DIRECTIONS —
Lines containing the word "utfyllingen" are the ones to copy from the records below.

MATERIAL —
===
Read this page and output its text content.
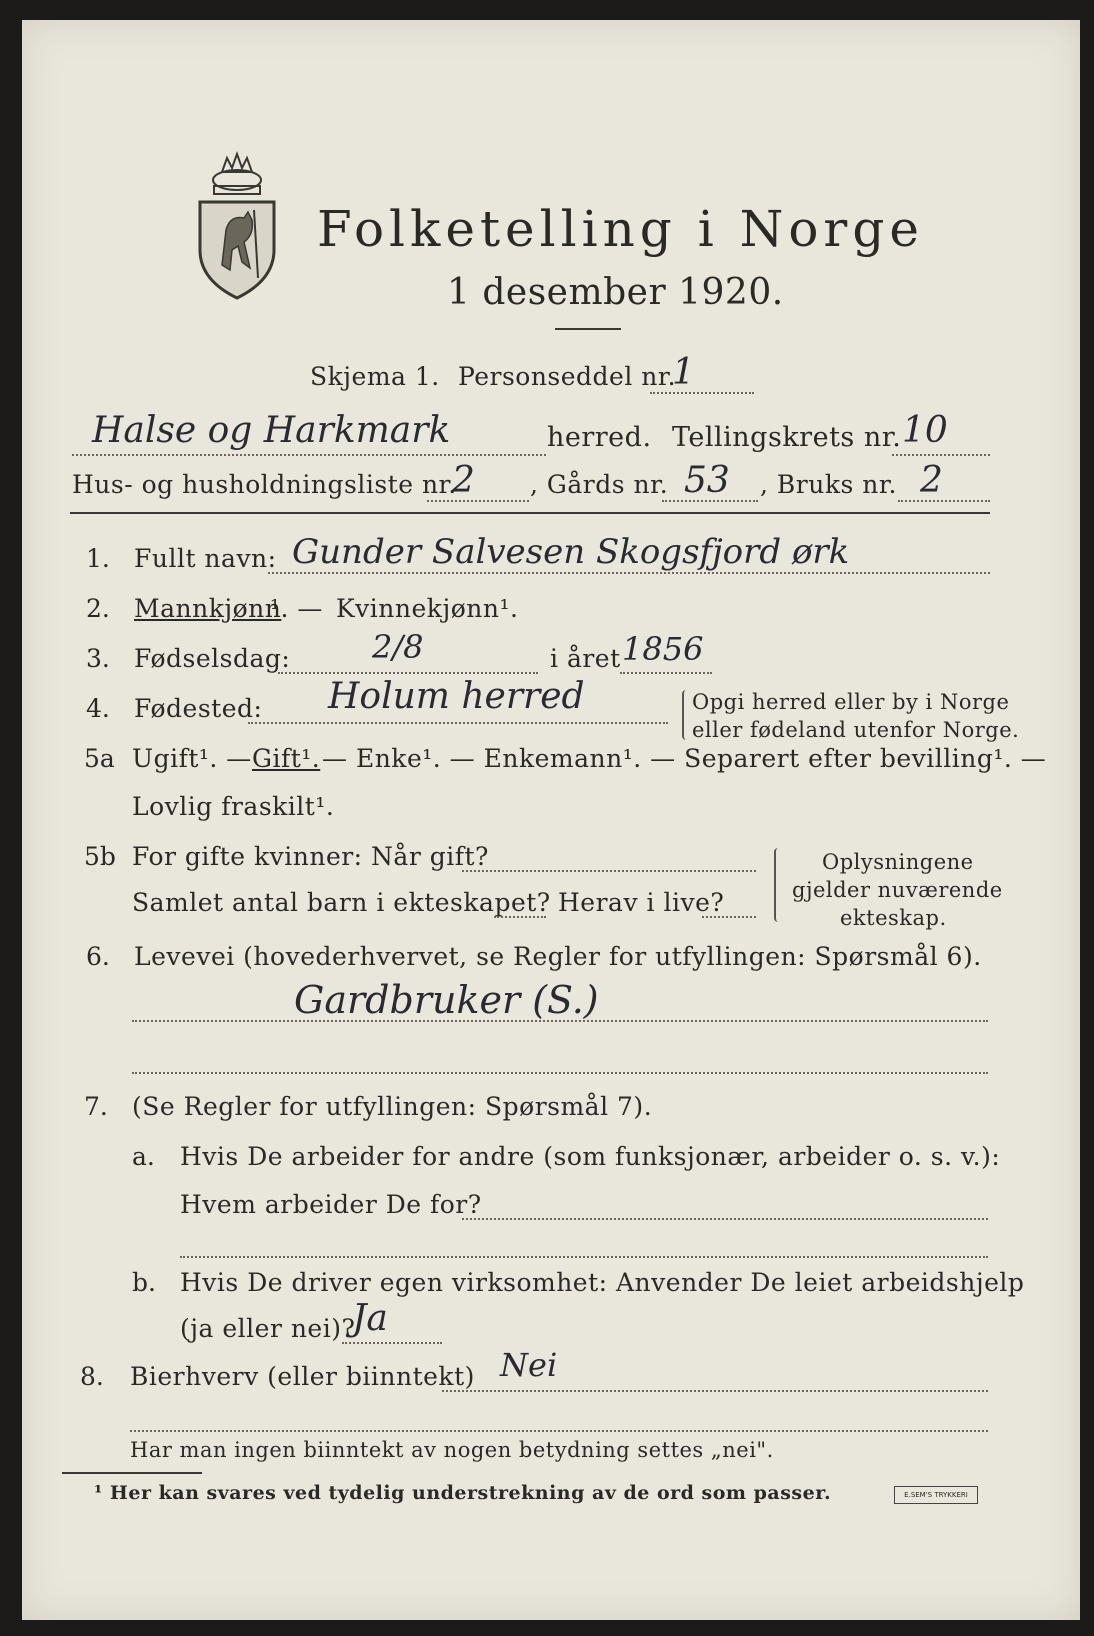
Folketelling i Norge
1 desember 1920.
Skjema 1. Personseddel nr.
1
Halse og Harkmark	herred. Tellingskrets nr. 10
Hus- og husholdningsliste nr.
2 , Gårds nr. 53 , Bruks nr. 2
1. Fullt navn: Gunder Salvesen Skogsfjord ørk
2. Mannkjønn
¹. — Kvinnekjønn¹.
3. Fødselsdag:	2/8	i året 1856
4. Fødested: Holum herred	Opgi herred eller by i Norge
eller fødeland utenfor Norge.
5a Ugift¹. — Gift¹. — Enke¹. — Enkemann¹. — Separert efter bevilling¹. —
Lovlig fraskilt¹.
5b For gifte kvinner: Når gift?
Samlet antal barn i ekteskapet? Herav i live?
Oplysningene
gjelder nuværende
ekteskap.
6. Levevei (hovederhvervet, se Regler for utfyllingen: Spørsmål 6).
Gardbruker (S.)
7. (Se Regler for utfyllingen: Spørsmål 7).
a. Hvis De arbeider for andre (som funksjonær, arbeider o. s. v.):
Hvem arbeider De for?
b. Hvis De driver egen virksomhet: Anvender De leiet arbeidshjelp
(ja eller nei)?
Ja
8. Bierhverv (eller biinntekt) Nei
Har man ingen biinntekt av nogen betydning settes „nei".
¹ Her kan svares ved tydelig understrekning av de ord som passer.	E.SEM'S TRYKKERI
===
RESULT —
6. Levevei (hovederhvervet, se Regler for utfyllingen: Spørsmål 6).
7. (Se Regler for utfyllingen: Spørsmål 7).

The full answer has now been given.